## Exercise task
Reproduce each record exactly.

## The records
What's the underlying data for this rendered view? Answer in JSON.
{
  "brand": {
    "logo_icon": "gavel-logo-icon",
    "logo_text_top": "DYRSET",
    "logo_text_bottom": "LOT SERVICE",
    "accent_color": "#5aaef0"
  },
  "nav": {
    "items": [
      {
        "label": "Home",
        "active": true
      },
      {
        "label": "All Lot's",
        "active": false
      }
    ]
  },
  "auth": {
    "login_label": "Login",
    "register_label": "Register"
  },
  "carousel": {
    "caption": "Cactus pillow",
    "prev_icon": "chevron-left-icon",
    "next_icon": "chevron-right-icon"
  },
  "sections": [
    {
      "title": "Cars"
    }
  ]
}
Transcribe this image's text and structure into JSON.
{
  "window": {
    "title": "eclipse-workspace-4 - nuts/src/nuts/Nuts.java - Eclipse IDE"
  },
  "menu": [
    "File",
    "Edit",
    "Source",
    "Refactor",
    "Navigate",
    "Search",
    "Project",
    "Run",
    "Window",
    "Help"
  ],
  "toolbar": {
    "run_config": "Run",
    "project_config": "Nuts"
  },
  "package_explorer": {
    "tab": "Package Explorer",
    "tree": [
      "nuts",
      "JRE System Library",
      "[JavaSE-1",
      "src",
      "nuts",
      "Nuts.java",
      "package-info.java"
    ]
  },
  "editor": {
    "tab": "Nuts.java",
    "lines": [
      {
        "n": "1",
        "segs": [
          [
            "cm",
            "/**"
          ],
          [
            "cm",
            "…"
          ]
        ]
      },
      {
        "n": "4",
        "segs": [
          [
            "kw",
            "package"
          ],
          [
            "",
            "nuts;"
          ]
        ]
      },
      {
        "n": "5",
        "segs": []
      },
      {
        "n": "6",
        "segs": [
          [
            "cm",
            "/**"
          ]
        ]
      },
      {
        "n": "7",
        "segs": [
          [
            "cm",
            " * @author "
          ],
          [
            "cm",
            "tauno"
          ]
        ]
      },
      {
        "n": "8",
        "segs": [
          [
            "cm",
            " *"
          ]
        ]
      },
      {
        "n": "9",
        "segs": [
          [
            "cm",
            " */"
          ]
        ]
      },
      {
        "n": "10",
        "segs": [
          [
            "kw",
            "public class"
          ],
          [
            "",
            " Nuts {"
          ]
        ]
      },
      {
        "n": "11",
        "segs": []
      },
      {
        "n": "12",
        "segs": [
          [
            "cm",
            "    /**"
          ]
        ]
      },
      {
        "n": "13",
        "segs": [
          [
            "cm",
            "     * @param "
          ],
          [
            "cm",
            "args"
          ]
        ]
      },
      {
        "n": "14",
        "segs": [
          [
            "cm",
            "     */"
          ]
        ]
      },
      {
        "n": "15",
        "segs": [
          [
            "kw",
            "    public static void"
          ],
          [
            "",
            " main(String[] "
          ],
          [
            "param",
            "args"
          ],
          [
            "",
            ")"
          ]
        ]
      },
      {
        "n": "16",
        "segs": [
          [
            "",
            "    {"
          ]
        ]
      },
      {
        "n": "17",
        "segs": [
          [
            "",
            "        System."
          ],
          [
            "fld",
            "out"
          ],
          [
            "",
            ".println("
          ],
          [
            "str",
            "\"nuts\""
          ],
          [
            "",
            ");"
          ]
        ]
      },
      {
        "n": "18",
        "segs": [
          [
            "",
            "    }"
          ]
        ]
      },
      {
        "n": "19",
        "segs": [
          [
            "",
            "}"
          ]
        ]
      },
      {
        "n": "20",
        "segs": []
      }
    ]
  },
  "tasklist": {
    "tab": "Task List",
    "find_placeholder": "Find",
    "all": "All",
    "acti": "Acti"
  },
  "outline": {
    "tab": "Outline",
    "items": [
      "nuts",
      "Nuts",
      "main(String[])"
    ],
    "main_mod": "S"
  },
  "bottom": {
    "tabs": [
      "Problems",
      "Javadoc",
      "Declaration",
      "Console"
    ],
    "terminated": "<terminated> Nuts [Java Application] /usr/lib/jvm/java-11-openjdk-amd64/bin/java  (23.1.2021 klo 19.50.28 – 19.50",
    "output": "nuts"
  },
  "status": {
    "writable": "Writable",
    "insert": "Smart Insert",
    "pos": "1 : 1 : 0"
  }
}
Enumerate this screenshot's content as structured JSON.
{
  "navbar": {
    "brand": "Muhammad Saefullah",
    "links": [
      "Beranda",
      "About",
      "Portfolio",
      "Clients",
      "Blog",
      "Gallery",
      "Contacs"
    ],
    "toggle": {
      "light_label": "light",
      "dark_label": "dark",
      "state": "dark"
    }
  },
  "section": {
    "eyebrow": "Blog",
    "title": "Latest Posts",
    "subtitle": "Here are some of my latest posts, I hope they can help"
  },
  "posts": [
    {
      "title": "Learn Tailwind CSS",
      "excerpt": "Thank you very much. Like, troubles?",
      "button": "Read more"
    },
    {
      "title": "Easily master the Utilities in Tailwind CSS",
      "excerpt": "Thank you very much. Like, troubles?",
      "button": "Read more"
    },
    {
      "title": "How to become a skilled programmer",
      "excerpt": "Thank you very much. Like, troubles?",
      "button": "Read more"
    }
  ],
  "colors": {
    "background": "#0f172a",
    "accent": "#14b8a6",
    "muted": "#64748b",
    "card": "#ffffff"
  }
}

## Written response
What's the underlying data for this rendered view? Answer in JSON.
{
  "brand": {
    "logo_icon": "gavel-logo-icon",
    "logo_text_top": "DYRSET",
    "logo_text_bottom": "LOT SERVICE",
    "accent_color": "#5aaef0"
  },
  "nav": {
    "items": [
      {
        "label": "Home",
        "active": true
      },
      {
        "label": "All Lot's",
        "active": false
      }
    ]
  },
  "auth": {
    "login_label": "Login",
    "register_label": "Register"
  },
  "carousel": {
    "caption": "Cactus pillow",
    "prev_icon": "chevron-left-icon",
    "next_icon": "chevron-right-icon"
  },
  "sections": [
    {
      "title": "Cars"
    }
  ]
}
Transcribe this image's text and structure into JSON.
{
  "window": {
    "title": "eclipse-workspace-4 - nuts/src/nuts/Nuts.java - Eclipse IDE"
  },
  "menu": [
    "File",
    "Edit",
    "Source",
    "Refactor",
    "Navigate",
    "Search",
    "Project",
    "Run",
    "Window",
    "Help"
  ],
  "toolbar": {
    "run_config": "Run",
    "project_config": "Nuts"
  },
  "package_explorer": {
    "tab": "Package Explorer",
    "tree": [
      "nuts",
      "JRE System Library",
      "[JavaSE-1",
      "src",
      "nuts",
      "Nuts.java",
      "package-info.java"
    ]
  },
  "editor": {
    "tab": "Nuts.java",
    "lines": [
      {
        "n": "1",
        "segs": [
          [
            "cm",
            "/**"
          ],
          [
            "cm",
            "…"
          ]
        ]
      },
      {
        "n": "4",
        "segs": [
          [
            "kw",
            "package"
          ],
          [
            "",
            "nuts;"
          ]
        ]
      },
      {
        "n": "5",
        "segs": []
      },
      {
        "n": "6",
        "segs": [
          [
            "cm",
            "/**"
          ]
        ]
      },
      {
        "n": "7",
        "segs": [
          [
            "cm",
            " * @author "
          ],
          [
            "cm",
            "tauno"
          ]
        ]
      },
      {
        "n": "8",
        "segs": [
          [
            "cm",
            " *"
          ]
        ]
      },
      {
        "n": "9",
        "segs": [
          [
            "cm",
            " */"
          ]
        ]
      },
      {
        "n": "10",
        "segs": [
          [
            "kw",
            "public class"
          ],
          [
            "",
            " Nuts {"
          ]
        ]
      },
      {
        "n": "11",
        "segs": []
      },
      {
        "n": "12",
        "segs": [
          [
            "cm",
            "    /**"
          ]
        ]
      },
      {
        "n": "13",
        "segs": [
          [
            "cm",
            "     * @param "
          ],
          [
            "cm",
            "args"
          ]
        ]
      },
      {
        "n": "14",
        "segs": [
          [
            "cm",
            "     */"
          ]
        ]
      },
      {
        "n": "15",
        "segs": [
          [
            "kw",
            "    public static void"
          ],
          [
            "",
            " main(String[] "
          ],
          [
            "param",
            "args"
          ],
          [
            "",
            ")"
          ]
        ]
      },
      {
        "n": "16",
        "segs": [
          [
            "",
            "    {"
          ]
        ]
      },
      {
        "n": "17",
        "segs": [
          [
            "",
            "        System."
          ],
          [
            "fld",
            "out"
          ],
          [
            "",
            ".println("
          ],
          [
            "str",
            "\"nuts\""
          ],
          [
            "",
            ");"
          ]
        ]
      },
      {
        "n": "18",
        "segs": [
          [
            "",
            "    }"
          ]
        ]
      },
      {
        "n": "19",
        "segs": [
          [
            "",
            "}"
          ]
        ]
      },
      {
        "n": "20",
        "segs": []
      }
    ]
  },
  "tasklist": {
    "tab": "Task List",
    "find_placeholder": "Find",
    "all": "All",
    "acti": "Acti"
  },
  "outline": {
    "tab": "Outline",
    "items": [
      "nuts",
      "Nuts",
      "main(String[])"
    ],
    "main_mod": "S"
  },
  "bottom": {
    "tabs": [
      "Problems",
      "Javadoc",
      "Declaration",
      "Console"
    ],
    "terminated": "<terminated> Nuts [Java Application] /usr/lib/jvm/java-11-openjdk-amd64/bin/java  (23.1.2021 klo 19.50.28 – 19.50",
    "output": "nuts"
  },
  "status": {
    "writable": "Writable",
    "insert": "Smart Insert",
    "pos": "1 : 1 : 0"
  }
}
Enumerate this screenshot's content as structured JSON.
{
  "navbar": {
    "brand": "Muhammad Saefullah",
    "links": [
      "Beranda",
      "About",
      "Portfolio",
      "Clients",
      "Blog",
      "Gallery",
      "Contacs"
    ],
    "toggle": {
      "light_label": "light",
      "dark_label": "dark",
      "state": "dark"
    }
  },
  "section": {
    "eyebrow": "Blog",
    "title": "Latest Posts",
    "subtitle": "Here are some of my latest posts, I hope they can help"
  },
  "posts": [
    {
      "title": "Learn Tailwind CSS",
      "excerpt": "Thank you very much. Like, troubles?",
      "button": "Read more"
    },
    {
      "title": "Easily master the Utilities in Tailwind CSS",
      "excerpt": "Thank you very much. Like, troubles?",
      "button": "Read more"
    },
    {
      "title": "How to become a skilled programmer",
      "excerpt": "Thank you very much. Like, troubles?",
      "button": "Read more"
    }
  ],
  "colors": {
    "background": "#0f172a",
    "accent": "#14b8a6",
    "muted": "#64748b",
    "card": "#ffffff"
  }
}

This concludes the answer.